> REQUIRED TASK
Go through the listing below and list every line with "image".
* * *
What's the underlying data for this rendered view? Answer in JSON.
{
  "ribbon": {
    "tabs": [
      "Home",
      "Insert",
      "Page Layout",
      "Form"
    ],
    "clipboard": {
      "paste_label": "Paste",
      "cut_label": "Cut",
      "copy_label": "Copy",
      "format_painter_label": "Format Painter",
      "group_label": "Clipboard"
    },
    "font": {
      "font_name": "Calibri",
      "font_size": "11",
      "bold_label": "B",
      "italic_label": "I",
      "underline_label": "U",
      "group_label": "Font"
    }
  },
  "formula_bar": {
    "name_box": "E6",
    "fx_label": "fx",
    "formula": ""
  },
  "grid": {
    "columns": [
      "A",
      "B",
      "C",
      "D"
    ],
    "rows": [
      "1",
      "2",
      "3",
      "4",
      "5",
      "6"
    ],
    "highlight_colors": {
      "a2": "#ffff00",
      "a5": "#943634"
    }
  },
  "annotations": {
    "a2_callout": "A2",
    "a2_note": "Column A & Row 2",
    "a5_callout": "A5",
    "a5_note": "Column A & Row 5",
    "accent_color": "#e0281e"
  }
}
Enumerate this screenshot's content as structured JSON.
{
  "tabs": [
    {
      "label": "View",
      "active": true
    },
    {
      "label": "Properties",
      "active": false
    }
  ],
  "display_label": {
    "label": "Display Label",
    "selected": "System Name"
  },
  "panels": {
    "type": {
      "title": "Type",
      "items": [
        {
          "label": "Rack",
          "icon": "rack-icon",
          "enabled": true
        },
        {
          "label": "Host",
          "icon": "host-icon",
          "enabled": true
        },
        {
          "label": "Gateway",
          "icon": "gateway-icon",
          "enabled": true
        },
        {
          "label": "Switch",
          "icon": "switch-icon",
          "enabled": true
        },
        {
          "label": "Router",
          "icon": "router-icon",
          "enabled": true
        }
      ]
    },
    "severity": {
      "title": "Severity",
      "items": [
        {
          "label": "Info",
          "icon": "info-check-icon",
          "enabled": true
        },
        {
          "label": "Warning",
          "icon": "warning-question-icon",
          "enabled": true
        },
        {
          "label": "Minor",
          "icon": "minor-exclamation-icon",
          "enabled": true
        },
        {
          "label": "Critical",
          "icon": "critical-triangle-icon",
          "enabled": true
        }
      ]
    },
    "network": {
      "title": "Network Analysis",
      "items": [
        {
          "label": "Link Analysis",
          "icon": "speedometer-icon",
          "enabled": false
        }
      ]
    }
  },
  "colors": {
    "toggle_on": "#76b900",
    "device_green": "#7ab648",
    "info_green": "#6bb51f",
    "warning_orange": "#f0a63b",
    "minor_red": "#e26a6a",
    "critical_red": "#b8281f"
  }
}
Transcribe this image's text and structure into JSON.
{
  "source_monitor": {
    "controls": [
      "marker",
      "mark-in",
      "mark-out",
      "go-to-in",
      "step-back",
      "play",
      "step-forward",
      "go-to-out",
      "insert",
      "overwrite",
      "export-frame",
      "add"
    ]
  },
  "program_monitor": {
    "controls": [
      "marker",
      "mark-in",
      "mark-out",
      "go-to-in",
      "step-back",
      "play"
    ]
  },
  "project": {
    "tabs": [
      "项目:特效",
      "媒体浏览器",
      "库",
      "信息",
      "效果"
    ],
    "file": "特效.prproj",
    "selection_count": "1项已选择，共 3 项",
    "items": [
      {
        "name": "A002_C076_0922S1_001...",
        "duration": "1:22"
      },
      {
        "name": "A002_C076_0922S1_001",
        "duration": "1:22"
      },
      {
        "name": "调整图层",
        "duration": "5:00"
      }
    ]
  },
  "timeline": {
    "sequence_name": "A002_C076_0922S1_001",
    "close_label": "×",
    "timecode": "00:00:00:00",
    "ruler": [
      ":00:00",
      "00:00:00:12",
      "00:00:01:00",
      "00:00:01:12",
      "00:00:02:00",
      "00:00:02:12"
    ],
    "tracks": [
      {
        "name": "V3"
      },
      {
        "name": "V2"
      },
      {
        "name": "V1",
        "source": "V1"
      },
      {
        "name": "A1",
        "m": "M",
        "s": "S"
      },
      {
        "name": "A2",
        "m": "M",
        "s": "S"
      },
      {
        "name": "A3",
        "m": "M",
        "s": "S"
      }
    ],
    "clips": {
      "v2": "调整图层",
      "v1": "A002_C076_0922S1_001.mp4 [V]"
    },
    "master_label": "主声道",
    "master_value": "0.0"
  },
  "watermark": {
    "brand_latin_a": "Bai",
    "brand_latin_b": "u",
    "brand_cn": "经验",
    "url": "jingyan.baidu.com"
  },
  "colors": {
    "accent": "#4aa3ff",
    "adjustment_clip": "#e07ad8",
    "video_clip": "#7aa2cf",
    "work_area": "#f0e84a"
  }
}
* * *
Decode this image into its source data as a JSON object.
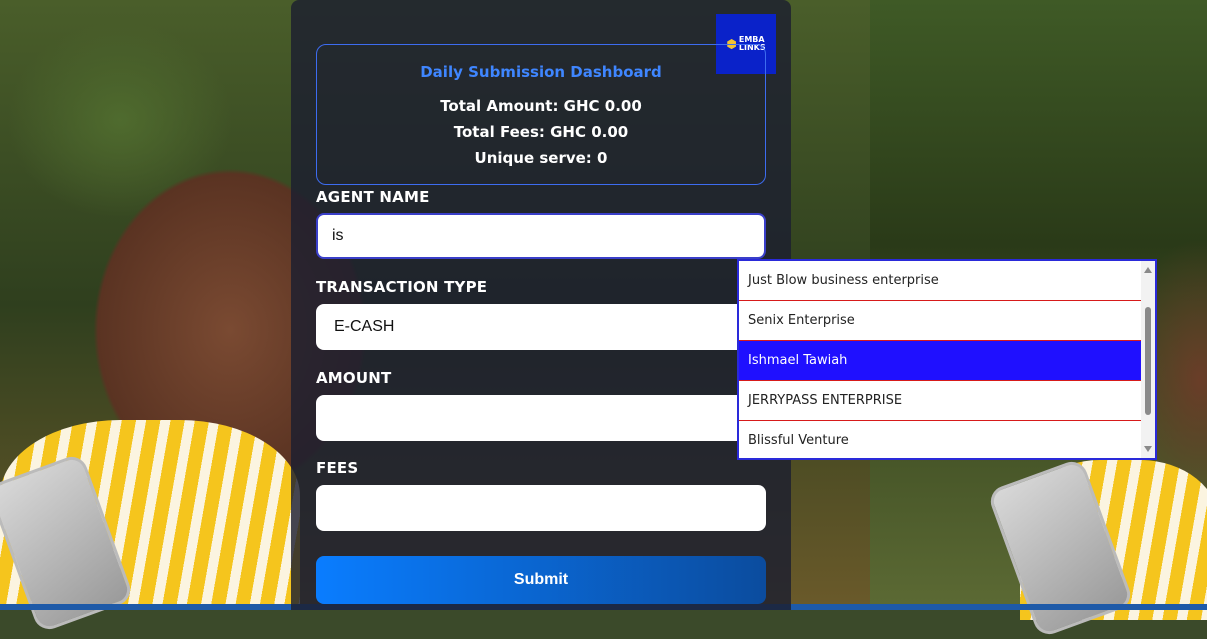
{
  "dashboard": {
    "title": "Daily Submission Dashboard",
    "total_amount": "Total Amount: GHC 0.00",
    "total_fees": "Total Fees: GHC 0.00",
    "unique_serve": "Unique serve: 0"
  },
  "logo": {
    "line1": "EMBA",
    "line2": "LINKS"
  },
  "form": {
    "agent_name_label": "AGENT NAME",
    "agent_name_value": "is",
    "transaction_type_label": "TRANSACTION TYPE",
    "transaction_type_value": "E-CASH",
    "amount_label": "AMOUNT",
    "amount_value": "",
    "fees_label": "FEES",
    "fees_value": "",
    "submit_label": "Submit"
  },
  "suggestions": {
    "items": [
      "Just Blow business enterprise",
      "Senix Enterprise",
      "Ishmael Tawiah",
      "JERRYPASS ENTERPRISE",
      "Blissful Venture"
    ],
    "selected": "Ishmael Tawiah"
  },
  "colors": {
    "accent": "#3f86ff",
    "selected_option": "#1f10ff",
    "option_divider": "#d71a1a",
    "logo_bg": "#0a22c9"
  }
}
* * *
> ANSWER TO THE PROBLEM
Transcribe this image's text and structure into JSON.
Decode this image into its source data as a JSON object.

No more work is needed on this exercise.